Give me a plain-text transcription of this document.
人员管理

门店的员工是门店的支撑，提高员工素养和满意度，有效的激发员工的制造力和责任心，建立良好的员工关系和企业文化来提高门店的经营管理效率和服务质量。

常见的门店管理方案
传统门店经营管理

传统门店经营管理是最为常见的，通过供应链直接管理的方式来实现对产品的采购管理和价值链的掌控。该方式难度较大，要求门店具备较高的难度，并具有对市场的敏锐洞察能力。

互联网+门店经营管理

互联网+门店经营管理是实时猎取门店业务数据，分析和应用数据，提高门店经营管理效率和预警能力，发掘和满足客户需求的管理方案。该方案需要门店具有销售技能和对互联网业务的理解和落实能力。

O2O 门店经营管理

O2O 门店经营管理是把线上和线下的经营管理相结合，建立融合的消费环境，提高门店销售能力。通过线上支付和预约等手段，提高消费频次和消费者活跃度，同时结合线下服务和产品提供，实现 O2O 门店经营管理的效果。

### [Work to do]
Copy out each record exactly as given, omitting none.

### [Task result]
Give me a plain-text transcription of this document.
人员管理

门店的员工是门店的支撑，提高员工素养和满意度，有效的激发员工的制造力和责任心，建立良好的员工关系和企业文化来提高门店的经营管理效率和服务质量。

常见的门店管理方案
传统门店经营管理

传统门店经营管理是最为常见的，通过供应链直接管理的方式来实现对产品的采购管理和价值链的掌控。该方式难度较大，要求门店具备较高的难度，并具有对市场的敏锐洞察能力。

互联网+门店经营管理

互联网+门店经营管理是实时猎取门店业务数据，分析和应用数据，提高门店经营管理效率和预警能力，发掘和满足客户需求的管理方案。该方案需要门店具有销售技能和对互联网业务的理解和落实能力。

O2O 门店经营管理

O2O 门店经营管理是把线上和线下的经营管理相结合，建立融合的消费环境，提高门店销售能力。通过线上支付和预约等手段，提高消费频次和消费者活跃度，同时结合线下服务和产品提供，实现 O2O 门店经营管理的效果。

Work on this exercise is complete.